» **Written request**
List all lines in the material below that contain "ZOUBI".
+===+
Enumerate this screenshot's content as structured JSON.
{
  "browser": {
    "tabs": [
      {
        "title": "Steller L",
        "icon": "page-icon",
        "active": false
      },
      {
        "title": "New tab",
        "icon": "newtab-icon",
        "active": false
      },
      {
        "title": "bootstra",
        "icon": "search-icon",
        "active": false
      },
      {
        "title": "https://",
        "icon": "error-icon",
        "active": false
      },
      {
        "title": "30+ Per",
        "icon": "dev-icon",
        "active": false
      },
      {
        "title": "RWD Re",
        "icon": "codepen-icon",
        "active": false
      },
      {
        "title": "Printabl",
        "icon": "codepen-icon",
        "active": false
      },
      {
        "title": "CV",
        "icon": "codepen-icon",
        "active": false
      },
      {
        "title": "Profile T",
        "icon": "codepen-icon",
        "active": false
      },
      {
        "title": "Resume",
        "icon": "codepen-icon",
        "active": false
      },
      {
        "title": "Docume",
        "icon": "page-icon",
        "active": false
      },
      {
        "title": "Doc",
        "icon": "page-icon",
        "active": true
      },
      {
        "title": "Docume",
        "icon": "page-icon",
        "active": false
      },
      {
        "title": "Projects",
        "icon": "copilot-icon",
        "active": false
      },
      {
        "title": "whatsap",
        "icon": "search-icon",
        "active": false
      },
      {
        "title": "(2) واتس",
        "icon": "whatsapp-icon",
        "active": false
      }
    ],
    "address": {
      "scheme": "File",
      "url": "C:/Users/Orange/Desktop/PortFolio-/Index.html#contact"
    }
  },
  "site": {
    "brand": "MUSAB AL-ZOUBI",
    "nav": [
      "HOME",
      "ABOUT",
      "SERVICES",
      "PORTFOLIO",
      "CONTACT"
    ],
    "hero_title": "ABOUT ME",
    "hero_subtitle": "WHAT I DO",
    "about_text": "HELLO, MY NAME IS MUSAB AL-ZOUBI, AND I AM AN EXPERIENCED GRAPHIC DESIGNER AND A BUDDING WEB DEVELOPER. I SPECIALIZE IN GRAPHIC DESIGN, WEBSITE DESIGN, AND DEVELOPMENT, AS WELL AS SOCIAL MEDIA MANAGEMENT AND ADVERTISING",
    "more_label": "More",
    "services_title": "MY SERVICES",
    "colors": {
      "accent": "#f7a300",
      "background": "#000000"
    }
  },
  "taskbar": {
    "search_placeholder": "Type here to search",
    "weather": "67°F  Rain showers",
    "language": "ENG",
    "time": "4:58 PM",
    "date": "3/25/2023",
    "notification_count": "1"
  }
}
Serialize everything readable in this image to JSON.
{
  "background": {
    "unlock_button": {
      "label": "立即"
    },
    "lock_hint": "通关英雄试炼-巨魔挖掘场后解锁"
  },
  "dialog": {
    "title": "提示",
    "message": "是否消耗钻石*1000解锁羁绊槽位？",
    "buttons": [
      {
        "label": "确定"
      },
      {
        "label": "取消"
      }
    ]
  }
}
+===+
» **Written response**
    "brand": "MUSAB AL-ZOUBI",
    "about_text": "HELLO, MY NAME IS MUSAB AL-ZOUBI, AND I AM AN EXPERIENCED GRAPHIC DESIGNER AND A BUDDING WEB DEVELOPER. I SPECIALIZE IN GRAPHIC DESIGN, WEBSITE DESIGN, AND DEVELOPMENT, AS WELL AS SOCIAL MEDIA MANAGEMENT AND ADVERTISING",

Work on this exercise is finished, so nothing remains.